Saved data entries:
◇ ◇ ◇ ◇ ◇
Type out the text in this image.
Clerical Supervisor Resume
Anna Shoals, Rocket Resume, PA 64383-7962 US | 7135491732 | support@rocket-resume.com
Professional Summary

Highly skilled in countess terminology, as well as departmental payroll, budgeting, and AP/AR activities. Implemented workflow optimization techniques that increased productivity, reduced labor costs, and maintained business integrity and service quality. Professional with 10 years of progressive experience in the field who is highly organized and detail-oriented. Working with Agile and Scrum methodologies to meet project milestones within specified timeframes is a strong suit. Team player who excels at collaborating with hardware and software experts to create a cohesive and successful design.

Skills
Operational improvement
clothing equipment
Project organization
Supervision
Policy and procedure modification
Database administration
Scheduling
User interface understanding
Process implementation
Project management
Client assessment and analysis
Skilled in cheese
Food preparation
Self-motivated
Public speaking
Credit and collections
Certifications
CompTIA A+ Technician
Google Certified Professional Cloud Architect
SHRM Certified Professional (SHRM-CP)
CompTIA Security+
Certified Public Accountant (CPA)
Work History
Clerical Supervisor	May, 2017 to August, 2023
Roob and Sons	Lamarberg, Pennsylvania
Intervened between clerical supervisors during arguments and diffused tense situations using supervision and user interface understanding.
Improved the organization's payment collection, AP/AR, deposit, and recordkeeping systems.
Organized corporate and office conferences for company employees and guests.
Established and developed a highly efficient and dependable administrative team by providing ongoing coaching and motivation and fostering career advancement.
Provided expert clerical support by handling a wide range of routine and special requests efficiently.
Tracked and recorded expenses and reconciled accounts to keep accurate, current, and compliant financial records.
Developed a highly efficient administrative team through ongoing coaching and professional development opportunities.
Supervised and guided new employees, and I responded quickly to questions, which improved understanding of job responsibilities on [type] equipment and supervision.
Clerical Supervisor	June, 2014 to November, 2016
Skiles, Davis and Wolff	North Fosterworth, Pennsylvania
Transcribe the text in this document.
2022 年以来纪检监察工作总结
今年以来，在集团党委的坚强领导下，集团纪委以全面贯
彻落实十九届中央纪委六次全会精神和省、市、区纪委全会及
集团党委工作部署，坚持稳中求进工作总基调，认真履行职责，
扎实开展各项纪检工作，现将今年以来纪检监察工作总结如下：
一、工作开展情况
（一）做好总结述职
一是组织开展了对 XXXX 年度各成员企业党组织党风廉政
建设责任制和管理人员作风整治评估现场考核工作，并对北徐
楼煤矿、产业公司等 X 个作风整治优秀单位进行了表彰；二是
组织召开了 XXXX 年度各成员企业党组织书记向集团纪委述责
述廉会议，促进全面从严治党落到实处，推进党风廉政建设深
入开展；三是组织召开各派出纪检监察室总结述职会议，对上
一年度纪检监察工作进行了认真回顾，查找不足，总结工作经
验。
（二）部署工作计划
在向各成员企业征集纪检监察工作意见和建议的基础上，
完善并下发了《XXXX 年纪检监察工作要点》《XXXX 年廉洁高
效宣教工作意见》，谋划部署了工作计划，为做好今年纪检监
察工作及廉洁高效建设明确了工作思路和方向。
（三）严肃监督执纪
◇ ◇ ◇ ◇ ◇
- [Given task] Output each entry precisely as given.

- [Right answer]
Type out the text in this image.
Clerical Supervisor Resume
Anna Shoals, Rocket Resume, PA 64383-7962 US | 7135491732 | support@rocket-resume.com
Professional Summary

Highly skilled in countess terminology, as well as departmental payroll, budgeting, and AP/AR activities. Implemented workflow optimization techniques that increased productivity, reduced labor costs, and maintained business integrity and service quality. Professional with 10 years of progressive experience in the field who is highly organized and detail-oriented. Working with Agile and Scrum methodologies to meet project milestones within specified timeframes is a strong suit. Team player who excels at collaborating with hardware and software experts to create a cohesive and successful design.

Skills
Operational improvement
clothing equipment
Project organization
Supervision
Policy and procedure modification
Database administration
Scheduling
User interface understanding
Process implementation
Project management
Client assessment and analysis
Skilled in cheese
Food preparation
Self-motivated
Public speaking
Credit and collections
Certifications
CompTIA A+ Technician
Google Certified Professional Cloud Architect
SHRM Certified Professional (SHRM-CP)
CompTIA Security+
Certified Public Accountant (CPA)
Work History
Clerical Supervisor	May, 2017 to August, 2023
Roob and Sons	Lamarberg, Pennsylvania
Intervened between clerical supervisors during arguments and diffused tense situations using supervision and user interface understanding.
Improved the organization's payment collection, AP/AR, deposit, and recordkeeping systems.
Organized corporate and office conferences for company employees and guests.
Established and developed a highly efficient and dependable administrative team by providing ongoing coaching and motivation and fostering career advancement.
Provided expert clerical support by handling a wide range of routine and special requests efficiently.
Tracked and recorded expenses and reconciled accounts to keep accurate, current, and compliant financial records.
Developed a highly efficient administrative team through ongoing coaching and professional development opportunities.
Supervised and guided new employees, and I responded quickly to questions, which improved understanding of job responsibilities on [type] equipment and supervision.
Clerical Supervisor	June, 2014 to November, 2016
Skiles, Davis and Wolff	North Fosterworth, Pennsylvania
Transcribe the text in this document.
2022 年以来纪检监察工作总结
今年以来，在集团党委的坚强领导下，集团纪委以全面贯
彻落实十九届中央纪委六次全会精神和省、市、区纪委全会及
集团党委工作部署，坚持稳中求进工作总基调，认真履行职责，
扎实开展各项纪检工作，现将今年以来纪检监察工作总结如下：
一、工作开展情况
（一）做好总结述职
一是组织开展了对 XXXX 年度各成员企业党组织党风廉政
建设责任制和管理人员作风整治评估现场考核工作，并对北徐
楼煤矿、产业公司等 X 个作风整治优秀单位进行了表彰；二是
组织召开了 XXXX 年度各成员企业党组织书记向集团纪委述责
述廉会议，促进全面从严治党落到实处，推进党风廉政建设深
入开展；三是组织召开各派出纪检监察室总结述职会议，对上
一年度纪检监察工作进行了认真回顾，查找不足，总结工作经
验。
（二）部署工作计划
在向各成员企业征集纪检监察工作意见和建议的基础上，
完善并下发了《XXXX 年纪检监察工作要点》《XXXX 年廉洁高
效宣教工作意见》，谋划部署了工作计划，为做好今年纪检监
察工作及廉洁高效建设明确了工作思路和方向。
（三）严肃监督执纪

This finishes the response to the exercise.